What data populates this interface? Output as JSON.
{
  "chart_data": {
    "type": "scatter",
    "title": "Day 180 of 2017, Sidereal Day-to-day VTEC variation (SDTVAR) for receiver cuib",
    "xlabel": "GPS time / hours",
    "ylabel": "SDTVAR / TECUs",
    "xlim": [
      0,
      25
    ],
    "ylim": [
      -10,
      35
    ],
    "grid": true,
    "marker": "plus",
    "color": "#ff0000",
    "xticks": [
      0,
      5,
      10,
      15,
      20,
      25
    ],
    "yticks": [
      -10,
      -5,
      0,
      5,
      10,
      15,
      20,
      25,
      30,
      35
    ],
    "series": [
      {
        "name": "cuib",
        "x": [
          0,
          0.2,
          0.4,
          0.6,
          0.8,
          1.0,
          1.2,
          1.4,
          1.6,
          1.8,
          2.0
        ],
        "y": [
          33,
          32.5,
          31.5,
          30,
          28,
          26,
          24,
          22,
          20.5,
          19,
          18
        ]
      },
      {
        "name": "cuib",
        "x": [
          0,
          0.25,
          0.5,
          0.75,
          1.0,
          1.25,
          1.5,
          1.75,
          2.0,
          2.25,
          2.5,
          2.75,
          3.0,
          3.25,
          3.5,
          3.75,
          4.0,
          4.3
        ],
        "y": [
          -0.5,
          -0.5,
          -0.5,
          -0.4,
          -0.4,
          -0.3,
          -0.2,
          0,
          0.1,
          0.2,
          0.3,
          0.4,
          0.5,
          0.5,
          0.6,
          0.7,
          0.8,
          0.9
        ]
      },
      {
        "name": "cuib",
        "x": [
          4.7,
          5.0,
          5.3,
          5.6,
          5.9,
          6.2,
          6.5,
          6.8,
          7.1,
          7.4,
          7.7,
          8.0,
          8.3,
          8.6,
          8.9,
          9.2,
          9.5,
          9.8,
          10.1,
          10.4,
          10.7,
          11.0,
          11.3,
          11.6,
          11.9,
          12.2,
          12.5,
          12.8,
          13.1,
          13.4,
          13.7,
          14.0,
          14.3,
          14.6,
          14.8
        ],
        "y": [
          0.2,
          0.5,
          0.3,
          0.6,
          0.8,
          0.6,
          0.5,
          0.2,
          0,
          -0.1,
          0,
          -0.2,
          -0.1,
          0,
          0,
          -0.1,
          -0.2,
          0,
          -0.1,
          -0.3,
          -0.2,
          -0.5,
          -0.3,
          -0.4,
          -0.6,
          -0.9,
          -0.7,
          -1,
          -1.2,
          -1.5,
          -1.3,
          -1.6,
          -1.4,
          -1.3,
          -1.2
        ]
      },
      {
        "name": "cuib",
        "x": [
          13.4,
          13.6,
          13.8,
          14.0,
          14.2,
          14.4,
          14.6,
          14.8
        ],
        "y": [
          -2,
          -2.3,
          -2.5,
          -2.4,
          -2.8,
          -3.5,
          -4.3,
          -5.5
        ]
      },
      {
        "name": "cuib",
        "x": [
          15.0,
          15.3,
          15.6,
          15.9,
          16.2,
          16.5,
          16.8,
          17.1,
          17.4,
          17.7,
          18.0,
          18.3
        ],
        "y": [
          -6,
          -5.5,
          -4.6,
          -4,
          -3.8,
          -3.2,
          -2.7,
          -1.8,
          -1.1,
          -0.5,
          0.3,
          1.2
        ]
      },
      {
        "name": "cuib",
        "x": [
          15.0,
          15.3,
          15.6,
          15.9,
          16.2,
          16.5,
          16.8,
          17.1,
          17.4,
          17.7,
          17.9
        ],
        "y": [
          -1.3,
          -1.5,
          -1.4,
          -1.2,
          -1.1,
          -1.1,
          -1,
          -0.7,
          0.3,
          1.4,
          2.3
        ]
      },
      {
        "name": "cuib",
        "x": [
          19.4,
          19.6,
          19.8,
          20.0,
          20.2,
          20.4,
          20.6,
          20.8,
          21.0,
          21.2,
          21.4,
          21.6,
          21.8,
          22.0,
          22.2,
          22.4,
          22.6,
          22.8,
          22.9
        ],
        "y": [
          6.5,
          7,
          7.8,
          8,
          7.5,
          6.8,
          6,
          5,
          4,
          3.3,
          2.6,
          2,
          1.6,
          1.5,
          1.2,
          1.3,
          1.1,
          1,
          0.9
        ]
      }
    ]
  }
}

PROBLEM STATEMENT: Output the data above exactly, please, line for line.

OUTPUT FOR THIS TASK:
What data populates this interface? Output as JSON.
{
  "chart_data": {
    "type": "scatter",
    "title": "Day 180 of 2017, Sidereal Day-to-day VTEC variation (SDTVAR) for receiver cuib",
    "xlabel": "GPS time / hours",
    "ylabel": "SDTVAR / TECUs",
    "xlim": [
      0,
      25
    ],
    "ylim": [
      -10,
      35
    ],
    "grid": true,
    "marker": "plus",
    "color": "#ff0000",
    "xticks": [
      0,
      5,
      10,
      15,
      20,
      25
    ],
    "yticks": [
      -10,
      -5,
      0,
      5,
      10,
      15,
      20,
      25,
      30,
      35
    ],
    "series": [
      {
        "name": "cuib",
        "x": [
          0,
          0.2,
          0.4,
          0.6,
          0.8,
          1.0,
          1.2,
          1.4,
          1.6,
          1.8,
          2.0
        ],
        "y": [
          33,
          32.5,
          31.5,
          30,
          28,
          26,
          24,
          22,
          20.5,
          19,
          18
        ]
      },
      {
        "name": "cuib",
        "x": [
          0,
          0.25,
          0.5,
          0.75,
          1.0,
          1.25,
          1.5,
          1.75,
          2.0,
          2.25,
          2.5,
          2.75,
          3.0,
          3.25,
          3.5,
          3.75,
          4.0,
          4.3
        ],
        "y": [
          -0.5,
          -0.5,
          -0.5,
          -0.4,
          -0.4,
          -0.3,
          -0.2,
          0,
          0.1,
          0.2,
          0.3,
          0.4,
          0.5,
          0.5,
          0.6,
          0.7,
          0.8,
          0.9
        ]
      },
      {
        "name": "cuib",
        "x": [
          4.7,
          5.0,
          5.3,
          5.6,
          5.9,
          6.2,
          6.5,
          6.8,
          7.1,
          7.4,
          7.7,
          8.0,
          8.3,
          8.6,
          8.9,
          9.2,
          9.5,
          9.8,
          10.1,
          10.4,
          10.7,
          11.0,
          11.3,
          11.6,
          11.9,
          12.2,
          12.5,
          12.8,
          13.1,
          13.4,
          13.7,
          14.0,
          14.3,
          14.6,
          14.8
        ],
        "y": [
          0.2,
          0.5,
          0.3,
          0.6,
          0.8,
          0.6,
          0.5,
          0.2,
          0,
          -0.1,
          0,
          -0.2,
          -0.1,
          0,
          0,
          -0.1,
          -0.2,
          0,
          -0.1,
          -0.3,
          -0.2,
          -0.5,
          -0.3,
          -0.4,
          -0.6,
          -0.9,
          -0.7,
          -1,
          -1.2,
          -1.5,
          -1.3,
          -1.6,
          -1.4,
          -1.3,
          -1.2
        ]
      },
      {
        "name": "cuib",
        "x": [
          13.4,
          13.6,
          13.8,
          14.0,
          14.2,
          14.4,
          14.6,
          14.8
        ],
        "y": [
          -2,
          -2.3,
          -2.5,
          -2.4,
          -2.8,
          -3.5,
          -4.3,
          -5.5
        ]
      },
      {
        "name": "cuib",
        "x": [
          15.0,
          15.3,
          15.6,
          15.9,
          16.2,
          16.5,
          16.8,
          17.1,
          17.4,
          17.7,
          18.0,
          18.3
        ],
        "y": [
          -6,
          -5.5,
          -4.6,
          -4,
          -3.8,
          -3.2,
          -2.7,
          -1.8,
          -1.1,
          -0.5,
          0.3,
          1.2
        ]
      },
      {
        "name": "cuib",
        "x": [
          15.0,
          15.3,
          15.6,
          15.9,
          16.2,
          16.5,
          16.8,
          17.1,
          17.4,
          17.7,
          17.9
        ],
        "y": [
          -1.3,
          -1.5,
          -1.4,
          -1.2,
          -1.1,
          -1.1,
          -1,
          -0.7,
          0.3,
          1.4,
          2.3
        ]
      },
      {
        "name": "cuib",
        "x": [
          19.4,
          19.6,
          19.8,
          20.0,
          20.2,
          20.4,
          20.6,
          20.8,
          21.0,
          21.2,
          21.4,
          21.6,
          21.8,
          22.0,
          22.2,
          22.4,
          22.6,
          22.8,
          22.9
        ],
        "y": [
          6.5,
          7,
          7.8,
          8,
          7.5,
          6.8,
          6,
          5,
          4,
          3.3,
          2.6,
          2,
          1.6,
          1.5,
          1.2,
          1.3,
          1.1,
          1,
          0.9
        ]
      }
    ]
  }
}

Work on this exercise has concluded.